───── DATA FOR THIS EXERCISE ─────

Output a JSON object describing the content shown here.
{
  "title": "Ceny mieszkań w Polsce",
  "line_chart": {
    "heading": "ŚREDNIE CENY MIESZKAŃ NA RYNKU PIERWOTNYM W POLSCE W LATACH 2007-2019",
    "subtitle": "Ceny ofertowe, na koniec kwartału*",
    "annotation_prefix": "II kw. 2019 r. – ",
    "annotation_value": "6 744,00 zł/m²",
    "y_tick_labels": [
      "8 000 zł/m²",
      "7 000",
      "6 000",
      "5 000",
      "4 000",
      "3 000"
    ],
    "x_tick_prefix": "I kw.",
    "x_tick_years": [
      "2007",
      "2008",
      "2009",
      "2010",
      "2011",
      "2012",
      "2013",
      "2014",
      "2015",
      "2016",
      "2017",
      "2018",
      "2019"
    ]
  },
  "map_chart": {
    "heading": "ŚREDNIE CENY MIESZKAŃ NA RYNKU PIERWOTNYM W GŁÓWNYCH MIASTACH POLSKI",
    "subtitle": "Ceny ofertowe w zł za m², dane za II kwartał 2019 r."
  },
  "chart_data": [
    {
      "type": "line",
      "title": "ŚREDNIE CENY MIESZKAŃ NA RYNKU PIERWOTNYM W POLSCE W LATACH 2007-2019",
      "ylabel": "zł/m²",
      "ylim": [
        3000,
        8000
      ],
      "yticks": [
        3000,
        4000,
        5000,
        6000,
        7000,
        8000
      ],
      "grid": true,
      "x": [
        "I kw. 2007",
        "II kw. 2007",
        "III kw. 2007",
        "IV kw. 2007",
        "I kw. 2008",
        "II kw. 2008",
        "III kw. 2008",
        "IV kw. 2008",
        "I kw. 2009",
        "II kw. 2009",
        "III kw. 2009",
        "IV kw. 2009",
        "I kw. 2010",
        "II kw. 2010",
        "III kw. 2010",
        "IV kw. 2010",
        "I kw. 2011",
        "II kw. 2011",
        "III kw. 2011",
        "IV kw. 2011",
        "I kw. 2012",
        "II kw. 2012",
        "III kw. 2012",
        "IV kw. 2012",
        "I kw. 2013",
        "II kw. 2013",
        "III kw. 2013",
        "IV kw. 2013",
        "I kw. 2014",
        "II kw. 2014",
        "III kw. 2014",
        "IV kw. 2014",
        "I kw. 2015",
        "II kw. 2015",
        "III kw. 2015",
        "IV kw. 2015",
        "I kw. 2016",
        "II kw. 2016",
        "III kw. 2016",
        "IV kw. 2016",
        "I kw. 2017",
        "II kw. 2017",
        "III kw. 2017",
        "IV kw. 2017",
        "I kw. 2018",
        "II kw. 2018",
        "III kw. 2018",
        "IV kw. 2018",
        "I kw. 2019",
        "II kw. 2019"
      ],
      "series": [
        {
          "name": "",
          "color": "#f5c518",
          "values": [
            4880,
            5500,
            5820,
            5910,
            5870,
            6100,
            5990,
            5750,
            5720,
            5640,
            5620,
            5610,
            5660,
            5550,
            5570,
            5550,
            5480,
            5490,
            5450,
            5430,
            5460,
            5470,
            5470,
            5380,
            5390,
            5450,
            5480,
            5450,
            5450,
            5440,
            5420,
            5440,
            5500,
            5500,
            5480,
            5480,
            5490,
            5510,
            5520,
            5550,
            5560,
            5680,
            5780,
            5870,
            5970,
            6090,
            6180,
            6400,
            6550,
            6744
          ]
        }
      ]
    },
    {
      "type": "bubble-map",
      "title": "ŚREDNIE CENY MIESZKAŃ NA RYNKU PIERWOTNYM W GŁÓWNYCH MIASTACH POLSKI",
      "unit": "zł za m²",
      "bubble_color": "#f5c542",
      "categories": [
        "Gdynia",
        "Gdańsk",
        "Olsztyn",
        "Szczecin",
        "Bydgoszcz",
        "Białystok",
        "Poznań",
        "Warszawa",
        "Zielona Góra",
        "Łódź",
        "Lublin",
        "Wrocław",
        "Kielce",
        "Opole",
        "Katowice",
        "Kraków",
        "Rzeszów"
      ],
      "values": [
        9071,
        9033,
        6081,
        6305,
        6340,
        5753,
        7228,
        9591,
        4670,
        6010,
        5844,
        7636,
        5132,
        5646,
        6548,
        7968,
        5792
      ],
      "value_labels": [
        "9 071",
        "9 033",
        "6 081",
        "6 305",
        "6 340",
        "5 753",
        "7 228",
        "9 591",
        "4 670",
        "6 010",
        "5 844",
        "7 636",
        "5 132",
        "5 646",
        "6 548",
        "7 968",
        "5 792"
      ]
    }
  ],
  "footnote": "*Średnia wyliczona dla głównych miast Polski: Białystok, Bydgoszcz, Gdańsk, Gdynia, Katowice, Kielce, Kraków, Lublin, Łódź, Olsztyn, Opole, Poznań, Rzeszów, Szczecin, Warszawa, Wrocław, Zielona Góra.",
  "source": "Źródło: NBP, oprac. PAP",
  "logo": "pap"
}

─────

GOAL >> Write out every record verbatim.

SOLUTION FOR THIS EXERCISE >>
Output a JSON object describing the content shown here.
{
  "title": "Ceny mieszkań w Polsce",
  "line_chart": {
    "heading": "ŚREDNIE CENY MIESZKAŃ NA RYNKU PIERWOTNYM W POLSCE W LATACH 2007-2019",
    "subtitle": "Ceny ofertowe, na koniec kwartału*",
    "annotation_prefix": "II kw. 2019 r. – ",
    "annotation_value": "6 744,00 zł/m²",
    "y_tick_labels": [
      "8 000 zł/m²",
      "7 000",
      "6 000",
      "5 000",
      "4 000",
      "3 000"
    ],
    "x_tick_prefix": "I kw.",
    "x_tick_years": [
      "2007",
      "2008",
      "2009",
      "2010",
      "2011",
      "2012",
      "2013",
      "2014",
      "2015",
      "2016",
      "2017",
      "2018",
      "2019"
    ]
  },
  "map_chart": {
    "heading": "ŚREDNIE CENY MIESZKAŃ NA RYNKU PIERWOTNYM W GŁÓWNYCH MIASTACH POLSKI",
    "subtitle": "Ceny ofertowe w zł za m², dane za II kwartał 2019 r."
  },
  "chart_data": [
    {
      "type": "line",
      "title": "ŚREDNIE CENY MIESZKAŃ NA RYNKU PIERWOTNYM W POLSCE W LATACH 2007-2019",
      "ylabel": "zł/m²",
      "ylim": [
        3000,
        8000
      ],
      "yticks": [
        3000,
        4000,
        5000,
        6000,
        7000,
        8000
      ],
      "grid": true,
      "x": [
        "I kw. 2007",
        "II kw. 2007",
        "III kw. 2007",
        "IV kw. 2007",
        "I kw. 2008",
        "II kw. 2008",
        "III kw. 2008",
        "IV kw. 2008",
        "I kw. 2009",
        "II kw. 2009",
        "III kw. 2009",
        "IV kw. 2009",
        "I kw. 2010",
        "II kw. 2010",
        "III kw. 2010",
        "IV kw. 2010",
        "I kw. 2011",
        "II kw. 2011",
        "III kw. 2011",
        "IV kw. 2011",
        "I kw. 2012",
        "II kw. 2012",
        "III kw. 2012",
        "IV kw. 2012",
        "I kw. 2013",
        "II kw. 2013",
        "III kw. 2013",
        "IV kw. 2013",
        "I kw. 2014",
        "II kw. 2014",
        "III kw. 2014",
        "IV kw. 2014",
        "I kw. 2015",
        "II kw. 2015",
        "III kw. 2015",
        "IV kw. 2015",
        "I kw. 2016",
        "II kw. 2016",
        "III kw. 2016",
        "IV kw. 2016",
        "I kw. 2017",
        "II kw. 2017",
        "III kw. 2017",
        "IV kw. 2017",
        "I kw. 2018",
        "II kw. 2018",
        "III kw. 2018",
        "IV kw. 2018",
        "I kw. 2019",
        "II kw. 2019"
      ],
      "series": [
        {
          "name": "",
          "color": "#f5c518",
          "values": [
            4880,
            5500,
            5820,
            5910,
            5870,
            6100,
            5990,
            5750,
            5720,
            5640,
            5620,
            5610,
            5660,
            5550,
            5570,
            5550,
            5480,
            5490,
            5450,
            5430,
            5460,
            5470,
            5470,
            5380,
            5390,
            5450,
            5480,
            5450,
            5450,
            5440,
            5420,
            5440,
            5500,
            5500,
            5480,
            5480,
            5490,
            5510,
            5520,
            5550,
            5560,
            5680,
            5780,
            5870,
            5970,
            6090,
            6180,
            6400,
            6550,
            6744
          ]
        }
      ]
    },
    {
      "type": "bubble-map",
      "title": "ŚREDNIE CENY MIESZKAŃ NA RYNKU PIERWOTNYM W GŁÓWNYCH MIASTACH POLSKI",
      "unit": "zł za m²",
      "bubble_color": "#f5c542",
      "categories": [
        "Gdynia",
        "Gdańsk",
        "Olsztyn",
        "Szczecin",
        "Bydgoszcz",
        "Białystok",
        "Poznań",
        "Warszawa",
        "Zielona Góra",
        "Łódź",
        "Lublin",
        "Wrocław",
        "Kielce",
        "Opole",
        "Katowice",
        "Kraków",
        "Rzeszów"
      ],
      "values": [
        9071,
        9033,
        6081,
        6305,
        6340,
        5753,
        7228,
        9591,
        4670,
        6010,
        5844,
        7636,
        5132,
        5646,
        6548,
        7968,
        5792
      ],
      "value_labels": [
        "9 071",
        "9 033",
        "6 081",
        "6 305",
        "6 340",
        "5 753",
        "7 228",
        "9 591",
        "4 670",
        "6 010",
        "5 844",
        "7 636",
        "5 132",
        "5 646",
        "6 548",
        "7 968",
        "5 792"
      ]
    }
  ],
  "footnote": "*Średnia wyliczona dla głównych miast Polski: Białystok, Bydgoszcz, Gdańsk, Gdynia, Katowice, Kielce, Kraków, Lublin, Łódź, Olsztyn, Opole, Poznań, Rzeszów, Szczecin, Warszawa, Wrocław, Zielona Góra.",
  "source": "Źródło: NBP, oprac. PAP",
  "logo": "pap"
}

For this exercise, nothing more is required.